#### Record set

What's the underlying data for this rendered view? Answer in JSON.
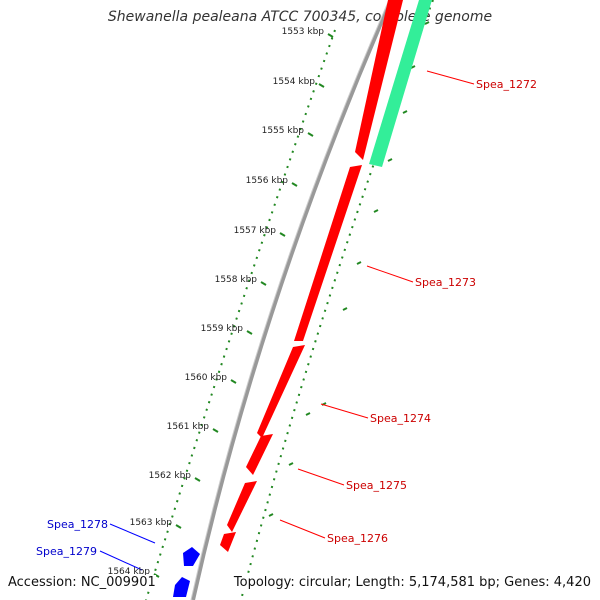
{
  "title": "Shewanella pealeana ATCC 700345, complete genome",
  "footer": {
    "accession": "Accession: NC_009901",
    "summary": "Topology: circular; Length: 5,174,581 bp; Genes: 4,420"
  },
  "ticks": [
    {
      "label": "1553 kbp"
    },
    {
      "label": "1554 kbp"
    },
    {
      "label": "1555 kbp"
    },
    {
      "label": "1556 kbp"
    },
    {
      "label": "1557 kbp"
    },
    {
      "label": "1558 kbp"
    },
    {
      "label": "1559 kbp"
    },
    {
      "label": "1560 kbp"
    },
    {
      "label": "1561 kbp"
    },
    {
      "label": "1562 kbp"
    },
    {
      "label": "1563 kbp"
    },
    {
      "label": "1564 kbp"
    }
  ],
  "genes_forward": [
    {
      "name": "Spea_1272"
    },
    {
      "name": "Spea_1273"
    },
    {
      "name": "Spea_1274"
    },
    {
      "name": "Spea_1275"
    },
    {
      "name": "Spea_1276"
    }
  ],
  "genes_reverse": [
    {
      "name": "Spea_1278"
    },
    {
      "name": "Spea_1279"
    }
  ],
  "colors": {
    "forward_gene": "#ff0000",
    "reverse_gene": "#0000ff",
    "feature_band": "#33ee99",
    "backbone": "#888888",
    "tick": "#228822",
    "forward_label": "#cc0000",
    "reverse_label": "#0000cc"
  }
}
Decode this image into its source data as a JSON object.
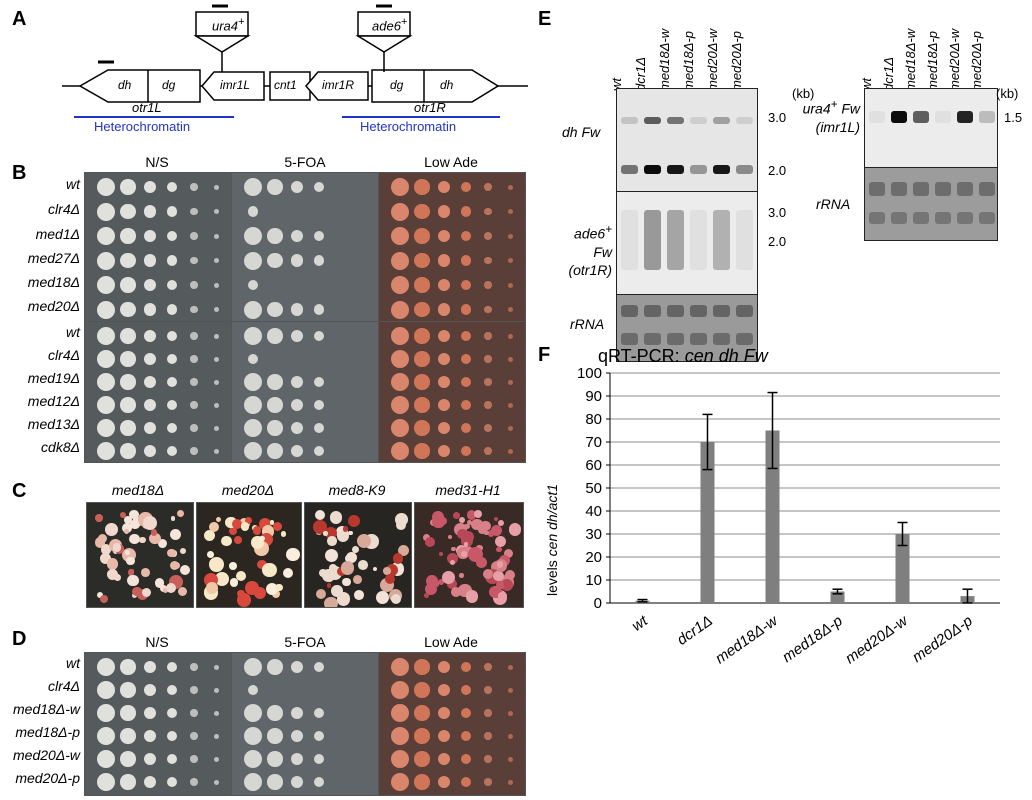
{
  "panels": {
    "a": "A",
    "b": "B",
    "c": "C",
    "d": "D",
    "e": "E",
    "f": "F"
  },
  "panel_a": {
    "markers": [
      "ura4",
      "ade6"
    ],
    "marker_sup": "+",
    "genes": [
      "dh",
      "dg",
      "imr1L",
      "cnt1",
      "imr1R",
      "dg",
      "dh"
    ],
    "otr_left": "otr1L",
    "otr_right": "otr1R",
    "hetero_left": "Heterochromatin",
    "hetero_right": "Heterochromatin",
    "line_color": "#2233cc"
  },
  "panel_b": {
    "headers": [
      "N/S",
      "5-FOA",
      "Low Ade"
    ],
    "rows_top": [
      "wt",
      "clr4Δ",
      "med1Δ",
      "med27Δ",
      "med18Δ",
      "med20Δ"
    ],
    "rows_bottom": [
      "wt",
      "clr4Δ",
      "med19Δ",
      "med12Δ",
      "med13Δ",
      "cdk8Δ"
    ]
  },
  "panel_c": {
    "titles": [
      "med18Δ",
      "med20Δ",
      "med8-K9",
      "med31-H1"
    ]
  },
  "panel_d": {
    "headers": [
      "N/S",
      "5-FOA",
      "Low Ade"
    ],
    "rows": [
      "wt",
      "clr4Δ",
      "med18Δ-w",
      "med18Δ-p",
      "med20Δ-w",
      "med20Δ-p"
    ]
  },
  "panel_e": {
    "lanes_left": [
      "wt",
      "dcr1Δ",
      "med18Δ-w",
      "med18Δ-p",
      "med20Δ-w",
      "med20Δ-p"
    ],
    "lanes_right": [
      "wt",
      "dcr1Δ",
      "med18Δ-w",
      "med18Δ-p",
      "med20Δ-w",
      "med20Δ-p"
    ],
    "probe1": "dh Fw",
    "probe2_line1": "ade6",
    "probe2_line2": " Fw",
    "probe2_line3": "(otr1R)",
    "rrna": "rRNA",
    "probe3_line1": "ura4",
    "probe3_line2": " Fw",
    "probe3_line3": "(imr1L)",
    "sup": "+",
    "kb_unit": "(kb)",
    "kb_left_top": [
      "3.0",
      "2.0"
    ],
    "kb_left_mid": [
      "3.0",
      "2.0"
    ],
    "kb_right": "1.5"
  },
  "chart_data": {
    "type": "bar",
    "title_prefix": "qRT-PCR: ",
    "title_italic": "cen dh Fw",
    "ylabel_prefix": "levels ",
    "ylabel_italic": "cen dh/act1",
    "categories": [
      "wt",
      "dcr1Δ",
      "med18Δ-w",
      "med18Δ-p",
      "med20Δ-w",
      "med20Δ-p"
    ],
    "values": [
      1,
      70,
      75,
      5,
      30,
      3
    ],
    "errors": [
      0.5,
      12,
      16.5,
      1,
      5,
      3
    ],
    "ylim": [
      0,
      100
    ],
    "yticks": [
      "0",
      "10",
      "20",
      "30",
      "40",
      "50",
      "60",
      "70",
      "80",
      "90",
      "100"
    ],
    "bar_color": "#7f7f7f",
    "grid": true,
    "legend": "none"
  }
}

########

_Task objective_: Reproduce the data word for word, excluding its pictures.

_Written response_:
What's the underlying data for this rendered view? Answer in JSON.
{
  "title": "Shewanella pealeana ATCC 700345, complete genome",
  "footer": {
    "accession": "Accession: NC_009901",
    "summary": "Topology: circular; Length: 5,174,581 bp; Genes: 4,420"
  },
  "ticks": [
    {
      "label": "1553 kbp"
    },
    {
      "label": "1554 kbp"
    },
    {
      "label": "1555 kbp"
    },
    {
      "label": "1556 kbp"
    },
    {
      "label": "1557 kbp"
    },
    {
      "label": "1558 kbp"
    },
    {
      "label": "1559 kbp"
    },
    {
      "label": "1560 kbp"
    },
    {
      "label": "1561 kbp"
    },
    {
      "label": "1562 kbp"
    },
    {
      "label": "1563 kbp"
    },
    {
      "label": "1564 kbp"
    }
  ],
  "genes_forward": [
    {
      "name": "Spea_1272"
    },
    {
      "name": "Spea_1273"
    },
    {
      "name": "Spea_1274"
    },
    {
      "name": "Spea_1275"
    },
    {
      "name": "Spea_1276"
    }
  ],
  "genes_reverse": [
    {
      "name": "Spea_1278"
    },
    {
      "name": "Spea_1279"
    }
  ],
  "colors": {
    "forward_gene": "#ff0000",
    "reverse_gene": "#0000ff",
    "feature_band": "#33ee99",
    "backbone": "#888888",
    "tick": "#228822",
    "forward_label": "#cc0000",
    "reverse_label": "#0000cc"
  }
}
Decode this image into its source data as a JSON object.
{
  "panels": {
    "a": "A",
    "b": "B",
    "c": "C",
    "d": "D",
    "e": "E",
    "f": "F"
  },
  "panel_a": {
    "markers": [
      "ura4",
      "ade6"
    ],
    "marker_sup": "+",
    "genes": [
      "dh",
      "dg",
      "imr1L",
      "cnt1",
      "imr1R",
      "dg",
      "dh"
    ],
    "otr_left": "otr1L",
    "otr_right": "otr1R",
    "hetero_left": "Heterochromatin",
    "hetero_right": "Heterochromatin",
    "line_color": "#2233cc"
  },
  "panel_b": {
    "headers": [
      "N/S",
      "5-FOA",
      "Low Ade"
    ],
    "rows_top": [
      "wt",
      "clr4Δ",
      "med1Δ",
      "med27Δ",
      "med18Δ",
      "med20Δ"
    ],
    "rows_bottom": [
      "wt",
      "clr4Δ",
      "med19Δ",
      "med12Δ",
      "med13Δ",
      "cdk8Δ"
    ]
  },
  "panel_c": {
    "titles": [
      "med18Δ",
      "med20Δ",
      "med8-K9",
      "med31-H1"
    ]
  },
  "panel_d": {
    "headers": [
      "N/S",
      "5-FOA",
      "Low Ade"
    ],
    "rows": [
      "wt",
      "clr4Δ",
      "med18Δ-w",
      "med18Δ-p",
      "med20Δ-w",
      "med20Δ-p"
    ]
  },
  "panel_e": {
    "lanes_left": [
      "wt",
      "dcr1Δ",
      "med18Δ-w",
      "med18Δ-p",
      "med20Δ-w",
      "med20Δ-p"
    ],
    "lanes_right": [
      "wt",
      "dcr1Δ",
      "med18Δ-w",
      "med18Δ-p",
      "med20Δ-w",
      "med20Δ-p"
    ],
    "probe1": "dh Fw",
    "probe2_line1": "ade6",
    "probe2_line2": " Fw",
    "probe2_line3": "(otr1R)",
    "rrna": "rRNA",
    "probe3_line1": "ura4",
    "probe3_line2": " Fw",
    "probe3_line3": "(imr1L)",
    "sup": "+",
    "kb_unit": "(kb)",
    "kb_left_top": [
      "3.0",
      "2.0"
    ],
    "kb_left_mid": [
      "3.0",
      "2.0"
    ],
    "kb_right": "1.5"
  },
  "chart_data": {
    "type": "bar",
    "title_prefix": "qRT-PCR: ",
    "title_italic": "cen dh Fw",
    "ylabel_prefix": "levels ",
    "ylabel_italic": "cen dh/act1",
    "categories": [
      "wt",
      "dcr1Δ",
      "med18Δ-w",
      "med18Δ-p",
      "med20Δ-w",
      "med20Δ-p"
    ],
    "values": [
      1,
      70,
      75,
      5,
      30,
      3
    ],
    "errors": [
      0.5,
      12,
      16.5,
      1,
      5,
      3
    ],
    "ylim": [
      0,
      100
    ],
    "yticks": [
      "0",
      "10",
      "20",
      "30",
      "40",
      "50",
      "60",
      "70",
      "80",
      "90",
      "100"
    ],
    "bar_color": "#7f7f7f",
    "grid": true,
    "legend": "none"
  }
}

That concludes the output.